WORK TO COMPLETE :: Find how many lines hold the word "Stops" and give that number only.

THE DATA ::
::::::::::

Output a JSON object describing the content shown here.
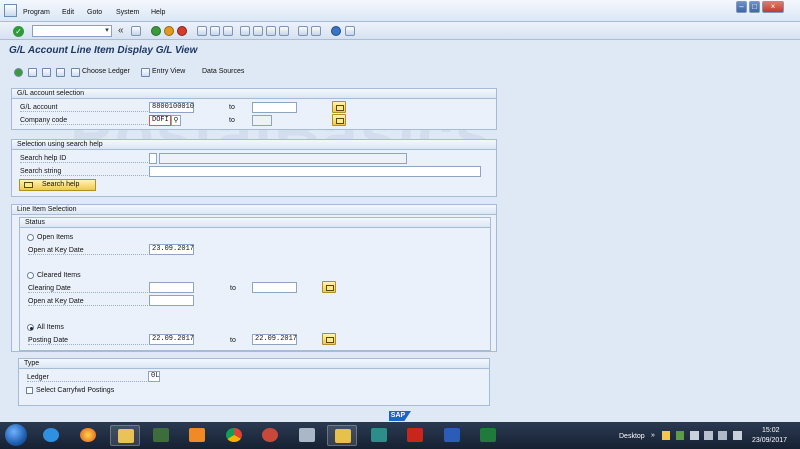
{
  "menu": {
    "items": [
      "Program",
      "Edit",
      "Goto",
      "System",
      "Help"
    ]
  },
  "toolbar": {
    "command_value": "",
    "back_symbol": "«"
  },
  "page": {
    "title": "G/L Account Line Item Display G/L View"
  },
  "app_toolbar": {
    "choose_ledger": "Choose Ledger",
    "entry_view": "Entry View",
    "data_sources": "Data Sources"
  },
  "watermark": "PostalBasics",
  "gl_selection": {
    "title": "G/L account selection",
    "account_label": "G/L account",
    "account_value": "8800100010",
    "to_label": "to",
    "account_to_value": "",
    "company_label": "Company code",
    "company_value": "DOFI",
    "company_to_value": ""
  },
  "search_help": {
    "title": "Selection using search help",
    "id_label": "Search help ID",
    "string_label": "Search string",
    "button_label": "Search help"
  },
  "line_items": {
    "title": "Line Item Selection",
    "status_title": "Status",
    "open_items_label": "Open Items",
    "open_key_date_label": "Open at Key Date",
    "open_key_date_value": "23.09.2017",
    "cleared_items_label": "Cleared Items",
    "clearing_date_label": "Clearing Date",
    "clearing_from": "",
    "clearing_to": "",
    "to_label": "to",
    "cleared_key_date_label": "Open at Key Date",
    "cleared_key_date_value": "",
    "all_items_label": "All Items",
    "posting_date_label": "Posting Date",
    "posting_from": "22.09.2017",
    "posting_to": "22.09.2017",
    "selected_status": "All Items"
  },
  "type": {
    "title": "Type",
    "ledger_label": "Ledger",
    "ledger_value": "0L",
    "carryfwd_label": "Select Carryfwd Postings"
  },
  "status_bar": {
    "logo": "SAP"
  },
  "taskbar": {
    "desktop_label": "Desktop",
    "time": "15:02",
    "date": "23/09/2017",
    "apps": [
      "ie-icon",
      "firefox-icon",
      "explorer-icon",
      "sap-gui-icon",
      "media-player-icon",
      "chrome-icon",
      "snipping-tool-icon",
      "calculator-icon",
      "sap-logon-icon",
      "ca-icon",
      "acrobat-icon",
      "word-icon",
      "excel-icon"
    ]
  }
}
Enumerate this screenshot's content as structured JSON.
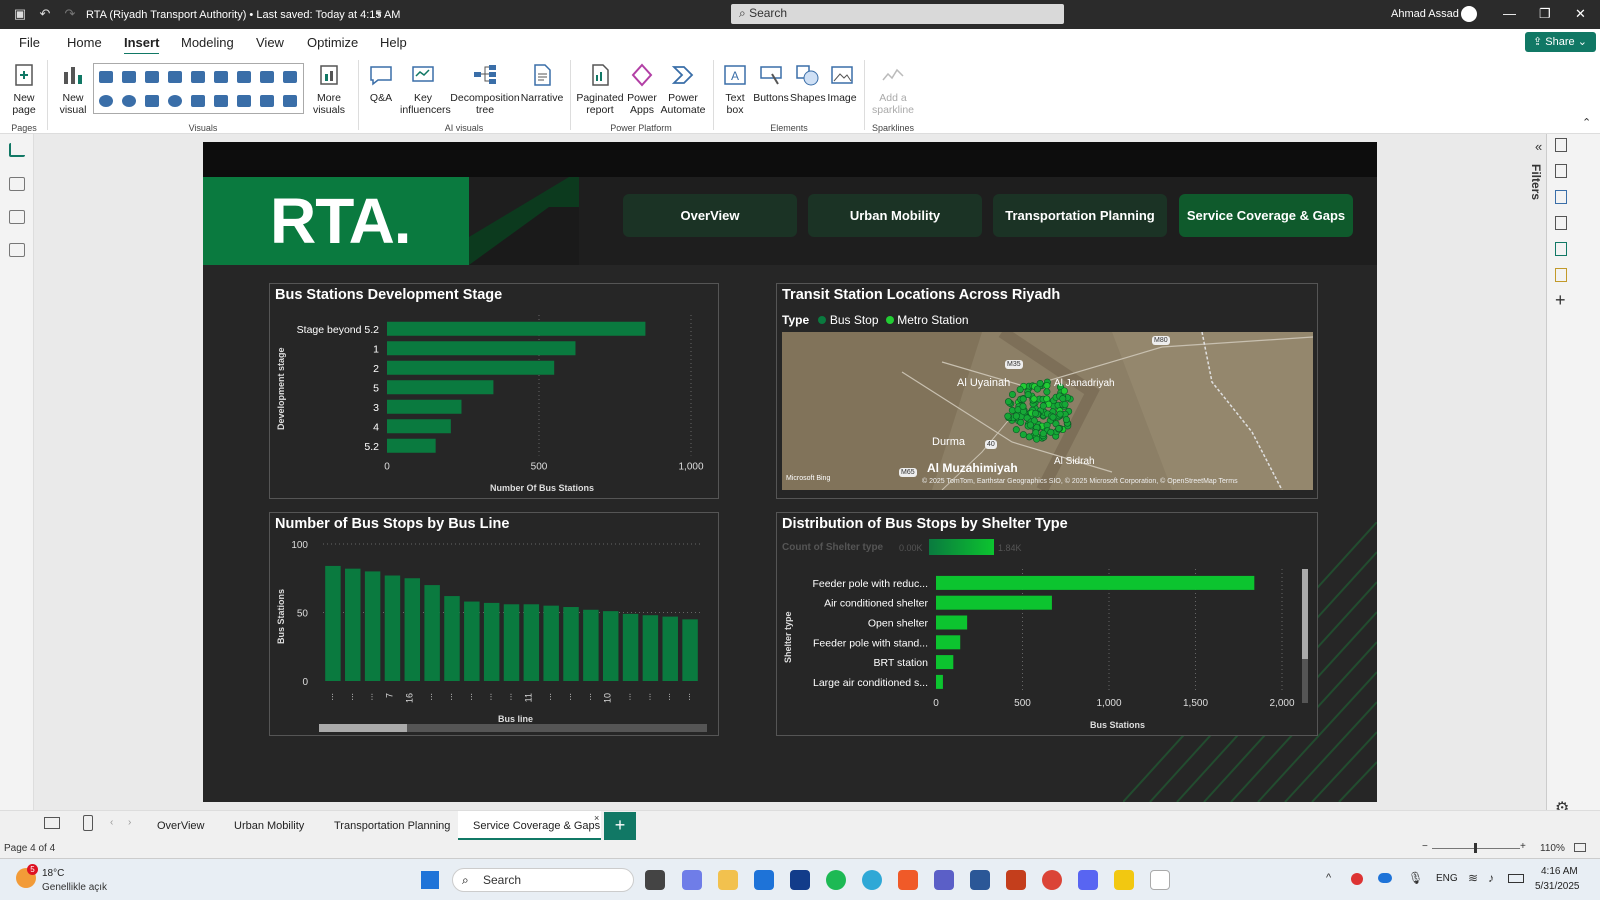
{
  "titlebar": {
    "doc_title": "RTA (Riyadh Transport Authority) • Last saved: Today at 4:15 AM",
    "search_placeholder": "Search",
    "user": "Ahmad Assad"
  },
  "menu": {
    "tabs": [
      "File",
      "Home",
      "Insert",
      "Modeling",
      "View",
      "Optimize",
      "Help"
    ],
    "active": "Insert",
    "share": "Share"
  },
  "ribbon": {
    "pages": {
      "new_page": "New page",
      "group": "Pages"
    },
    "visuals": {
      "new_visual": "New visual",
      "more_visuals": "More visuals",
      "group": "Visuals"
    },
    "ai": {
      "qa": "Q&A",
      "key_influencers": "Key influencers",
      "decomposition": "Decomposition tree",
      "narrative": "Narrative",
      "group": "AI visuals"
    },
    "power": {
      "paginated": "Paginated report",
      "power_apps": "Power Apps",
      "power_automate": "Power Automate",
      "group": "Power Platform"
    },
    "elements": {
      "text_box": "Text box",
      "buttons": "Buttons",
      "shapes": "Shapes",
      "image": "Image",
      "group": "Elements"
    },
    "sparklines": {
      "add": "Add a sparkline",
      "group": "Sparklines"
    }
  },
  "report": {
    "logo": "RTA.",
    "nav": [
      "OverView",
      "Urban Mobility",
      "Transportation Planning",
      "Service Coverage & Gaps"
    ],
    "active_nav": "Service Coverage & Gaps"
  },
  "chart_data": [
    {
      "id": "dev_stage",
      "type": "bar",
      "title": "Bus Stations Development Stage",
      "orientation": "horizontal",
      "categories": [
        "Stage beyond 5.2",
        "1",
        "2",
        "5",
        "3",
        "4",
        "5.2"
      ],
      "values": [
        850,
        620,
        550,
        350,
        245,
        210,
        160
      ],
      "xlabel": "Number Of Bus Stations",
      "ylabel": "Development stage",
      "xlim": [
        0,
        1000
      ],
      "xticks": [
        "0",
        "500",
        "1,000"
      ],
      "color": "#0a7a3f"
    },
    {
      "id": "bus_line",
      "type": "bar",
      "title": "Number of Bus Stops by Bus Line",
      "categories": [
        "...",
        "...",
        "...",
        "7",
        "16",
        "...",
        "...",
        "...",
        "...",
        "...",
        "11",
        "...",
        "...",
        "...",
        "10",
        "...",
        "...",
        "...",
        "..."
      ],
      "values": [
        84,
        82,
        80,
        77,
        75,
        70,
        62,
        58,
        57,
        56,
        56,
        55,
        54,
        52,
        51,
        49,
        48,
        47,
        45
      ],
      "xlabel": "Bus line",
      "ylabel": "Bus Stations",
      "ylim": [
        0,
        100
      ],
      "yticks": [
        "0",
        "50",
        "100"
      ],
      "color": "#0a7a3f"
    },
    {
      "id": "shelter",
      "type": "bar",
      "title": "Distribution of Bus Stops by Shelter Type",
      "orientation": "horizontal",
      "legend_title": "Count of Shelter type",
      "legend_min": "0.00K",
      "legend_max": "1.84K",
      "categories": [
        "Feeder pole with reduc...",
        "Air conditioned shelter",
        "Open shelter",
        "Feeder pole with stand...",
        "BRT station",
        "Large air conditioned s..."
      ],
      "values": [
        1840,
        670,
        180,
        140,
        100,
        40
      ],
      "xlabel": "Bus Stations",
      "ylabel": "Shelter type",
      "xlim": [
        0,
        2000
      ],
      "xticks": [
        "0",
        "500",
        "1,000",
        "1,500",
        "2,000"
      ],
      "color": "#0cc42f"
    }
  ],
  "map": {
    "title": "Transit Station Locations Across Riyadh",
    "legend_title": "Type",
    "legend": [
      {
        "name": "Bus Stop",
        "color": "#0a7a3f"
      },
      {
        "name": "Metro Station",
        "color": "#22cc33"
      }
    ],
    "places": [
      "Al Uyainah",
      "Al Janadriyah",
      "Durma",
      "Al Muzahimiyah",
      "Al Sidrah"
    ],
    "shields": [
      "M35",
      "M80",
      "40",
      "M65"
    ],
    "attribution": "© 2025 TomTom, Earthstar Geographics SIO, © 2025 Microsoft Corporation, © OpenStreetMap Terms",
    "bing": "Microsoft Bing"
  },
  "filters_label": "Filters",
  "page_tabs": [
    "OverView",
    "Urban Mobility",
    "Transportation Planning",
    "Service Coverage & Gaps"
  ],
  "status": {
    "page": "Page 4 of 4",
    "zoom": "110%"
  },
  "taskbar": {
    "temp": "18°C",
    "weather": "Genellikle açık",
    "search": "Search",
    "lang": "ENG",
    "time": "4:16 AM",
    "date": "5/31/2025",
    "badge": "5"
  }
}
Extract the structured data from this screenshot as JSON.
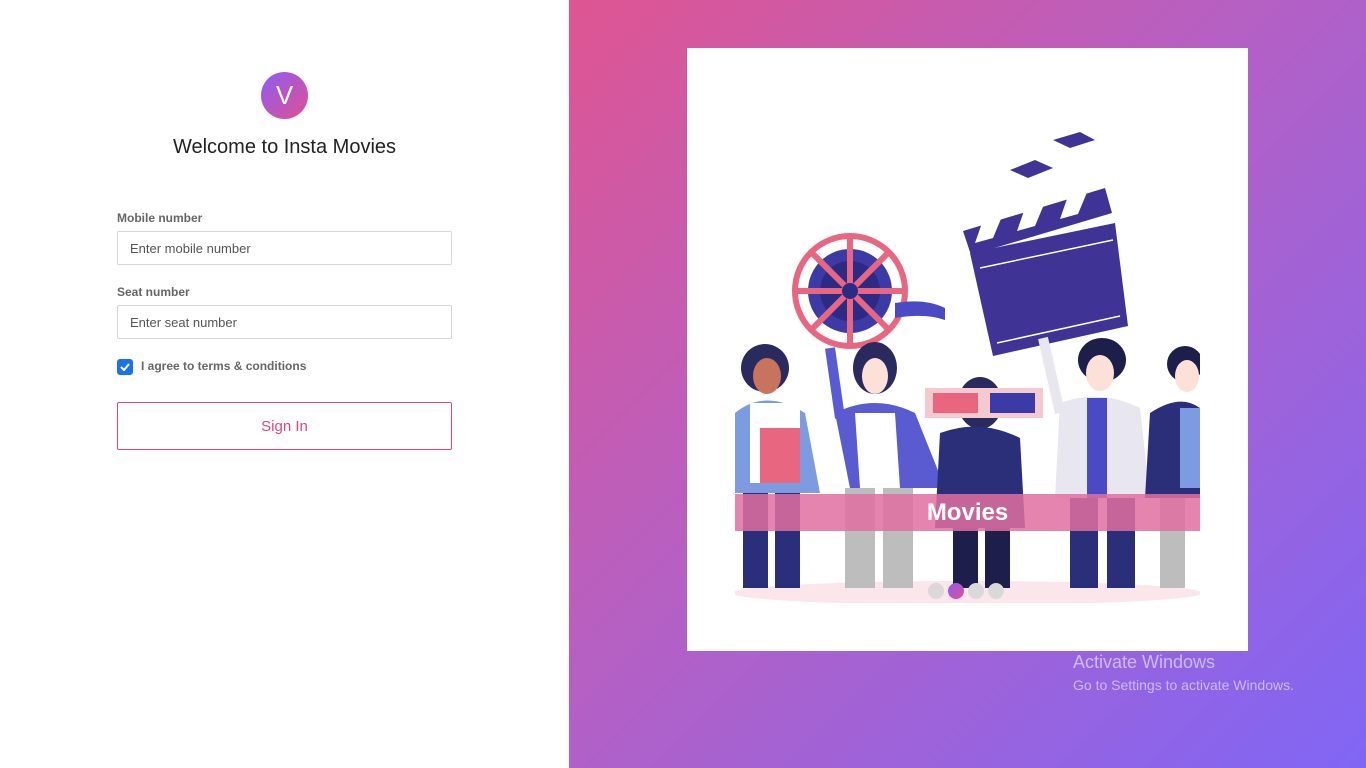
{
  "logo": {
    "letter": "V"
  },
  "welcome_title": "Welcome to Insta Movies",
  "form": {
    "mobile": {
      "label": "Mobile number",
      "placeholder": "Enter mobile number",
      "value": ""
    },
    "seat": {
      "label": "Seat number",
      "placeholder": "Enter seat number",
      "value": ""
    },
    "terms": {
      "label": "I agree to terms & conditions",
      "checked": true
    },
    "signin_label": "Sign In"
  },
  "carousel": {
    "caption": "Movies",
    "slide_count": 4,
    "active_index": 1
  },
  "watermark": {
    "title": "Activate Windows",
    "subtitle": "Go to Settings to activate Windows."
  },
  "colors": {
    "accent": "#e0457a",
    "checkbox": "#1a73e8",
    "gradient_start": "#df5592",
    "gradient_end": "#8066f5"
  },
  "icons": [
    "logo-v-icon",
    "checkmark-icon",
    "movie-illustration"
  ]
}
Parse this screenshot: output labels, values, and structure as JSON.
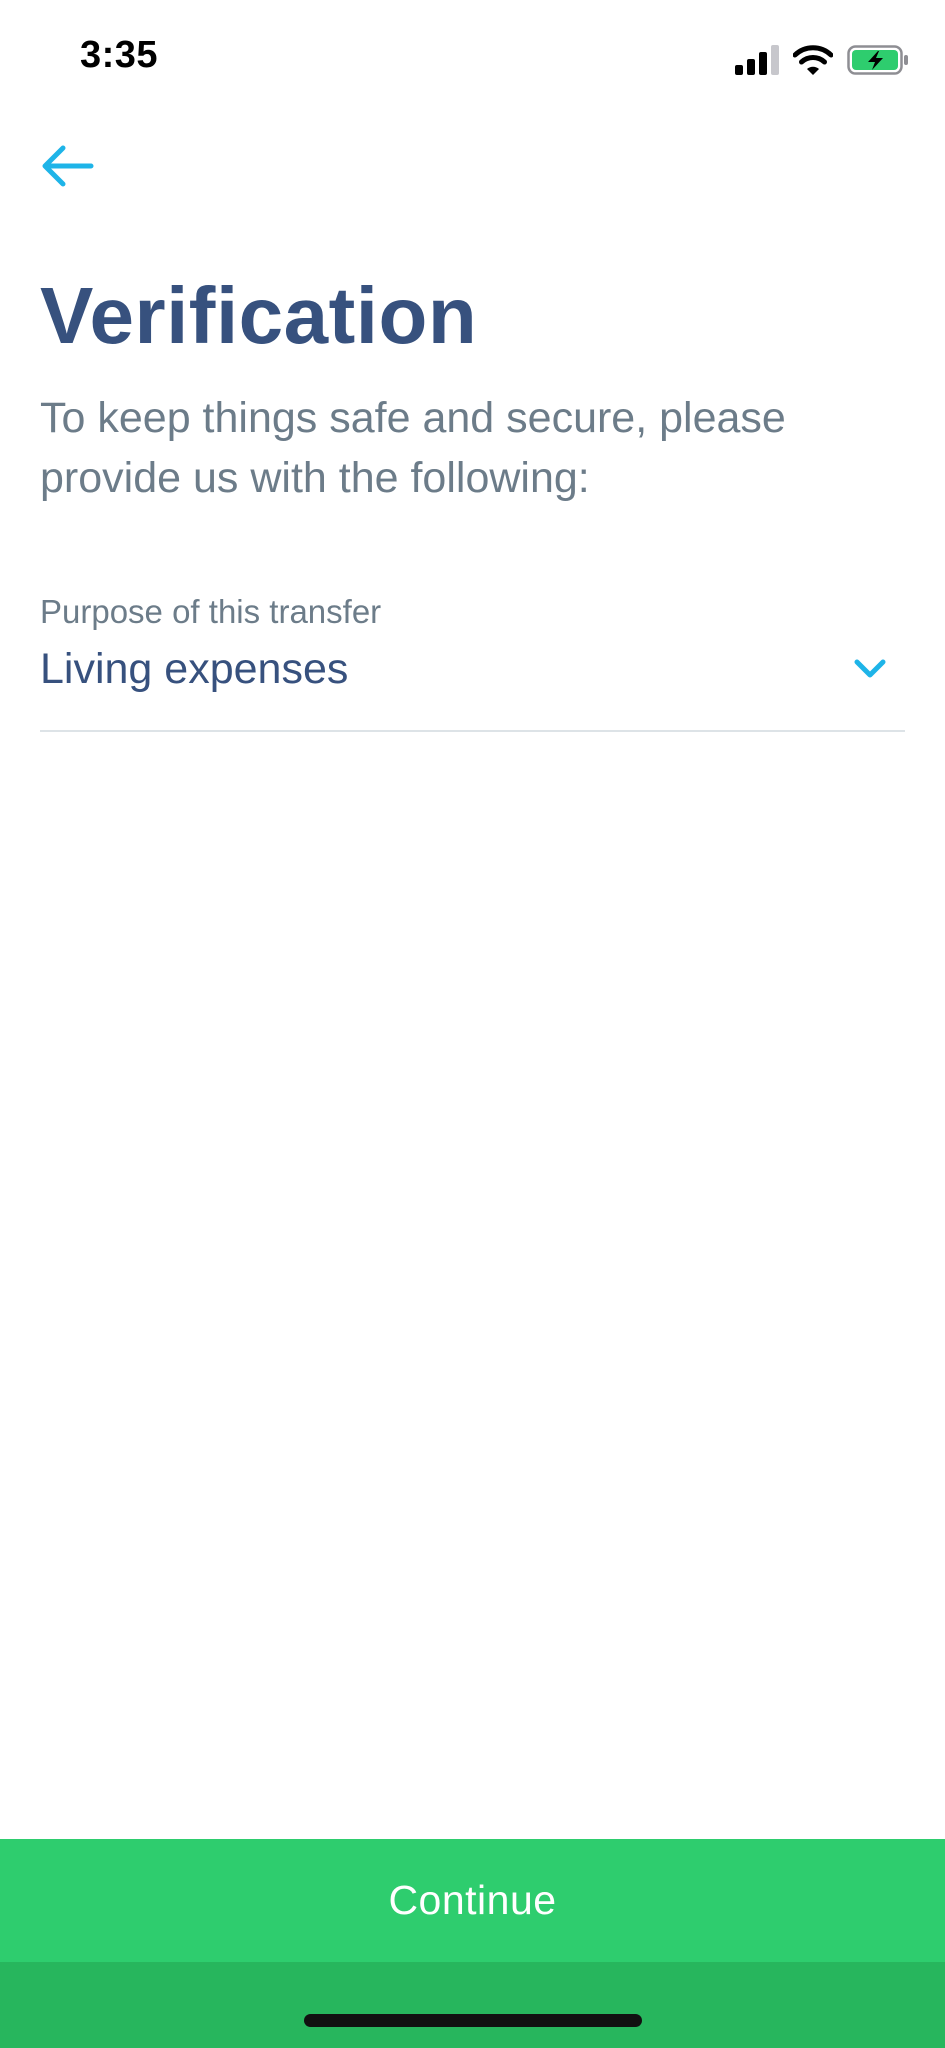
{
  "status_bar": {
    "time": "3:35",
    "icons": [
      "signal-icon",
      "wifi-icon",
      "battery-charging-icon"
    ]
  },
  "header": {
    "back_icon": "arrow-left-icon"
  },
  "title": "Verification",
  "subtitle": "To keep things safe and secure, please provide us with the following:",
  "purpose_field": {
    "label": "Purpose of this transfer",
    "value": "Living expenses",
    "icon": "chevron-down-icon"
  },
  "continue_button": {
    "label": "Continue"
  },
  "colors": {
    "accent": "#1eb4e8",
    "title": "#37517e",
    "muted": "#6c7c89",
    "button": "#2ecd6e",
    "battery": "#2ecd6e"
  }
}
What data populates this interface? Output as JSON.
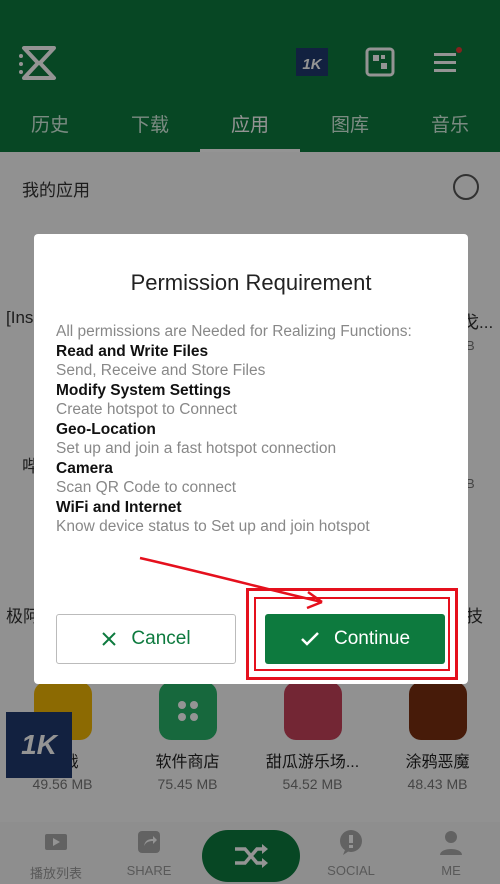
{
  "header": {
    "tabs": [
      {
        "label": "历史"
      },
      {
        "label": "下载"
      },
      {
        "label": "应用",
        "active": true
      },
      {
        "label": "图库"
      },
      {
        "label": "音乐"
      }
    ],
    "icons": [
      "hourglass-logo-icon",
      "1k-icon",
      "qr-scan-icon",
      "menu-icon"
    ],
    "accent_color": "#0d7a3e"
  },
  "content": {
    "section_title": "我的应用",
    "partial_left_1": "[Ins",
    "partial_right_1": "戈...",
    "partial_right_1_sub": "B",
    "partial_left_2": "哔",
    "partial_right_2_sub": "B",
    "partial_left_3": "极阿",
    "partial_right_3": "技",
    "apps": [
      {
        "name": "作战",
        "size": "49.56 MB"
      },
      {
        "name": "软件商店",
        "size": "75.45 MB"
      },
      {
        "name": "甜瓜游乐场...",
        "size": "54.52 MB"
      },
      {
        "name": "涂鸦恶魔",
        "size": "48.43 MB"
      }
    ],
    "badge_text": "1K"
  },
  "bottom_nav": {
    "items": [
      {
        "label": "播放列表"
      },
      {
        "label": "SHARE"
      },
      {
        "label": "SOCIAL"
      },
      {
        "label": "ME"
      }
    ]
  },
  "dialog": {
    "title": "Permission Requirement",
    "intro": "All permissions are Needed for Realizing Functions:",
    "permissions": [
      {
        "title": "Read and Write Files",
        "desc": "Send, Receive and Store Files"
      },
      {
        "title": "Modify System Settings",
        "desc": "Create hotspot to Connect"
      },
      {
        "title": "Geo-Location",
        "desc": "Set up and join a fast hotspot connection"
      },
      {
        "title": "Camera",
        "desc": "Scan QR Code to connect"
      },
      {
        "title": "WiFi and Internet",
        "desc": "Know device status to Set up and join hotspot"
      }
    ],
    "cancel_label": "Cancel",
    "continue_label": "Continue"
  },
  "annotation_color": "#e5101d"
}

::::::::::

FULL ANSWER :: 2